Excerpt to read:
Retail Sales Management Tip: Is it Time to Rethink Sales Quotas?

Stop using sales quotas?  Can you be reading this correctly?  After all, quotas have been part of the retail selling landscape since time immemorial.  But if your retail sales organization is struggling to achieve desired results or to grow year-over-year, it may be time for you to re-evaluate your sales management program while considering a new way to achieve your goals.

Eliminating a “tried and true” method may seem like radical surgery, but through our retail consulting practice, we have found that a new approach is just what is called for when a business is failing to grow. 

Why Quotas May Not Make Sense

Often, the use of top-down sales quotas can actually limit retail sales productivity.  It may even produce a backlash effect.  Quotas are dangerous when any of the following circumstances may be present:

If the quota is perceived to be unrealistic or unattainable by the sales team, it can become a non-factor in their daily thinking and thus rendered useless.

  1. When the sales quota is lower than what the retail sales rep is capable of achieving.  If they have exceeded that level of sales in prior months, or weeks then the quota become irrelevant.  In fact, it may actually serve as non-motivating factor!

  2. When the sales quota is simply delivered on a piece of paper, spreadsheet, scorecard, or whiteboard.  Quotas – or even better, goals – should be established mutually through a coaching and sales management process.

Required tasks:
A: Answer these questions about the sales quota article, one line each:
(i) What does the article say may seem like radical surgery?
(ii) Through what practice did the authors find that a new approach is called for when a business is failing to grow?
(iii) How does the article say quotas, or goals, should be established?
B: Reproduce the sales quota article word for word, from "Why Quotas May" down to "thus rendered useless.".
C: Write what comes next in the article on rethinking sales quotas, picking up after its final sentence.

Dataset entries:
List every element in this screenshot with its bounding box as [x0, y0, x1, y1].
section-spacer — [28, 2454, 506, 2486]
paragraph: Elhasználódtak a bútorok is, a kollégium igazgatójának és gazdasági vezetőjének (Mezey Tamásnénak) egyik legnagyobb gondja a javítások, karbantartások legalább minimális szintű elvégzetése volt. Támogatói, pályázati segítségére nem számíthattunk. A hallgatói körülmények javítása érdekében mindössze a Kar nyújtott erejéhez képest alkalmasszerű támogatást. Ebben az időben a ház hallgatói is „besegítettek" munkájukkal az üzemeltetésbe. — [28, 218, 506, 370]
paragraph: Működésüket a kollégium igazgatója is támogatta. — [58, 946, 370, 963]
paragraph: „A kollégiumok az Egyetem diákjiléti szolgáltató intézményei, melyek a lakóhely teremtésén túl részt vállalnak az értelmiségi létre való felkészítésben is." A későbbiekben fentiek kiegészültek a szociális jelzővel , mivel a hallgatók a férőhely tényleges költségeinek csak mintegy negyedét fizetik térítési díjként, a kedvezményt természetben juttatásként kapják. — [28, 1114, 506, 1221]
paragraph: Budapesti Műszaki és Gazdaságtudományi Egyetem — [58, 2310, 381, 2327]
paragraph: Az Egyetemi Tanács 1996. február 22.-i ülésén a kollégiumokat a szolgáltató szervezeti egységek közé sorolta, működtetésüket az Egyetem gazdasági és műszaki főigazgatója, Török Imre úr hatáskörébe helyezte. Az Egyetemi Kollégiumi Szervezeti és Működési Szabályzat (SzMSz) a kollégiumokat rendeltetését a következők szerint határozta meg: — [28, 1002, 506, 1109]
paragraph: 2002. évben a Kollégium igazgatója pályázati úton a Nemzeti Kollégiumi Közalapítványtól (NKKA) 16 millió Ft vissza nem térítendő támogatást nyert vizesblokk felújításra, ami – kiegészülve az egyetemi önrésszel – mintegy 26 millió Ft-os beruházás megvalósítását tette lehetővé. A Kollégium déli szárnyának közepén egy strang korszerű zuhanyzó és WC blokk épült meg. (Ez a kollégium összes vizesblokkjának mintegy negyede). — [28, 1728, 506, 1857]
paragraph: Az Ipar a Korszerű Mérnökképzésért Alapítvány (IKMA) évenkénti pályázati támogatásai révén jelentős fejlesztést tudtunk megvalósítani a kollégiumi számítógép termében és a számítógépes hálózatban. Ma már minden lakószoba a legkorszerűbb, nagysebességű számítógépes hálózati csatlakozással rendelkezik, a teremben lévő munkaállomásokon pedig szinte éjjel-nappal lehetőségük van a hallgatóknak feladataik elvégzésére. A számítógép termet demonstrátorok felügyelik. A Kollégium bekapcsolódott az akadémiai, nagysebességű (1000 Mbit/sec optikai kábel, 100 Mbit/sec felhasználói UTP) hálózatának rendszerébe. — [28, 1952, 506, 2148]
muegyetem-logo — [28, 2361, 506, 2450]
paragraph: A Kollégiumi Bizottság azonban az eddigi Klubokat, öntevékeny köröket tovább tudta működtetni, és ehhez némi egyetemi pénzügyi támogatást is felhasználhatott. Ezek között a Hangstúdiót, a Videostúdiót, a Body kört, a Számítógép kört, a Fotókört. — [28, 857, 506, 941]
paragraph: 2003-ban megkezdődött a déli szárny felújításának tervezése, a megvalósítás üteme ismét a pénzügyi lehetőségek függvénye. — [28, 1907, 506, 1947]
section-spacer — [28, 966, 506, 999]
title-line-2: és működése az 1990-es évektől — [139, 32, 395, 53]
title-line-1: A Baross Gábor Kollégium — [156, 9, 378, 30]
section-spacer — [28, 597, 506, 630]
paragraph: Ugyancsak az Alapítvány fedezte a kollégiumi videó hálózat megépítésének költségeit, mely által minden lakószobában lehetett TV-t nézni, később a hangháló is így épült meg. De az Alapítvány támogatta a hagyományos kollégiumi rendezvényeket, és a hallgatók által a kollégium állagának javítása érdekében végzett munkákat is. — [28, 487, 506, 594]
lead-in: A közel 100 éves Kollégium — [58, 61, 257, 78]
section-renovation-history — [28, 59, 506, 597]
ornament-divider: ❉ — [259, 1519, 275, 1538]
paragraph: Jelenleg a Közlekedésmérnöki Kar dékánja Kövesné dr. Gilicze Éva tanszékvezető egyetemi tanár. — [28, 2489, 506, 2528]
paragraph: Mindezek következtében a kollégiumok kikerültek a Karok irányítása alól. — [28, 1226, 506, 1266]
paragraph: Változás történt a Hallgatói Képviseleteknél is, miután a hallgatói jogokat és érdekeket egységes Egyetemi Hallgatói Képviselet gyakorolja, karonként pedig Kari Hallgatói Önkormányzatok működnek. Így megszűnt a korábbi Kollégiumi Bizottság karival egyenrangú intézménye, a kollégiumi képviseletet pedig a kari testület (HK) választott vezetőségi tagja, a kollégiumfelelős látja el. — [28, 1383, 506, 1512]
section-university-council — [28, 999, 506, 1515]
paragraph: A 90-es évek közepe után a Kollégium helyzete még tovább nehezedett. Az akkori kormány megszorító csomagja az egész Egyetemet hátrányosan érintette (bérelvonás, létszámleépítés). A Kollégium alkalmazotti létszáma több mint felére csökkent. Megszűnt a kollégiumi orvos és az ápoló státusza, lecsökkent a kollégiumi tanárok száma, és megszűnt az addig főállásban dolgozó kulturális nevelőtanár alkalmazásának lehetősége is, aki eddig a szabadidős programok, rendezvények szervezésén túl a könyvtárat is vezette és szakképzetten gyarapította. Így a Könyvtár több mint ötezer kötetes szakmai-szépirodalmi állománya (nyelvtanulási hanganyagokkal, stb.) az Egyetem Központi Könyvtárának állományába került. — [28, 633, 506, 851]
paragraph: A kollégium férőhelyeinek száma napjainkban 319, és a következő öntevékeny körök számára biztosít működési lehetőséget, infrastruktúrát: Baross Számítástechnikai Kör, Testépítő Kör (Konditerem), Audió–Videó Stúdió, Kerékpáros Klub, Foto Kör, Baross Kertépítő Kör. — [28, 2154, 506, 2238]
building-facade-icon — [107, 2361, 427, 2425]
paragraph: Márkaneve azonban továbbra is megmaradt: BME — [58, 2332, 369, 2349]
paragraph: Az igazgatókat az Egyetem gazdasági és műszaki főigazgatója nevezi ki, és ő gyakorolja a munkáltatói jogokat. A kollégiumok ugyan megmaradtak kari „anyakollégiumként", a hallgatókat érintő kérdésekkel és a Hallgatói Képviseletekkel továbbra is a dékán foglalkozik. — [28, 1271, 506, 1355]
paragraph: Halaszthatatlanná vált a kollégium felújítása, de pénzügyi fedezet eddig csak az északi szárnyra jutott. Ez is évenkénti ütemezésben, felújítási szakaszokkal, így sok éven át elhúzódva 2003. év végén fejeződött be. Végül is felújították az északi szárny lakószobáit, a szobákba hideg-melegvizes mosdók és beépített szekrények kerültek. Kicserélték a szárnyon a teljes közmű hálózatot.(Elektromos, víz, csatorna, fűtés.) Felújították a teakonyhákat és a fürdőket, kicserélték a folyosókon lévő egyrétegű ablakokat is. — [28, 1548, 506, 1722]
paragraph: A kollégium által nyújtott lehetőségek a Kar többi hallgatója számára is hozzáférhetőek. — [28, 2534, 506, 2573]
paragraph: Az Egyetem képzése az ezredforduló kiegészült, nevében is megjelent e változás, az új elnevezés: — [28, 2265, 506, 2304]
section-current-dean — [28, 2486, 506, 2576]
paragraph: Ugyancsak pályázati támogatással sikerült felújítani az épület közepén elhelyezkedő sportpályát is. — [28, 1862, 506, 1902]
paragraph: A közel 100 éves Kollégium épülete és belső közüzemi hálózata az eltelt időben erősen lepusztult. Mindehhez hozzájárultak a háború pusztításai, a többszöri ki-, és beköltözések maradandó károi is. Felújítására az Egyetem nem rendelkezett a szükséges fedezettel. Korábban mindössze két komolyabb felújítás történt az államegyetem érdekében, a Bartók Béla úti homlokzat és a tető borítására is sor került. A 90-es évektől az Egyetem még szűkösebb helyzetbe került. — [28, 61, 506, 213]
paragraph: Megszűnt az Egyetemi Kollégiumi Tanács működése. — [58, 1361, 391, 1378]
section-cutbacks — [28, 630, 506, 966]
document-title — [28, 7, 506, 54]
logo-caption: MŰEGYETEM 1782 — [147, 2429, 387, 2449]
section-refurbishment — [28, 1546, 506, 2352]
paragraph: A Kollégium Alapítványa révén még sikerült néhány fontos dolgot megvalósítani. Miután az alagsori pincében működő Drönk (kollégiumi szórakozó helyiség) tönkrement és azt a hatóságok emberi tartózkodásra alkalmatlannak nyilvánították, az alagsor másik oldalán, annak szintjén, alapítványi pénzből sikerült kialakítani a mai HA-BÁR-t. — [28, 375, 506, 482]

Results of the exercise:
A:
(i) Eliminating a "tried and true" method.
(ii) Their retail consulting practice.
(iii) Mutually, through a coaching and sales management process.

B:
Why Quotas May Not Make Sense

Often, the use of top-down sales quotas can actually limit retail sales productivity.  It may even produce a backlash effect.  Quotas are dangerous when any of the following circumstances may be present:

If the quota is perceived to be unrealistic or unattainable by the sales team, it can become a non-factor in their daily thinking and thus rendered useless.

C:
  3. When the quota doesn’t account for the potential of the individual, store, locations, ore territory.  Whether it is due to location, nearby competition, foot traffic or other factors, we know that some stores are more equal than others.  The same goes for new vs. tenured sales representatives.

The truth is that retail sales quotas often encourage mediocre results.  Since they tend to define the minimum standards of productivity, they fail to encourage retail sales associates to grow and improve on their past performance.  The result is that retail sales managers who rely on top-down quota management often find themselves actually congratulating sales reps for underachievement. 

This happens because once a sales representative attains quota their natural tendency is to slow down.  Meanwhile the retail sales manager finds themselves recognizing a team member for achieving quota when they may actually have been able to sell (and have sold) 10, 20, 30, or even 50% more!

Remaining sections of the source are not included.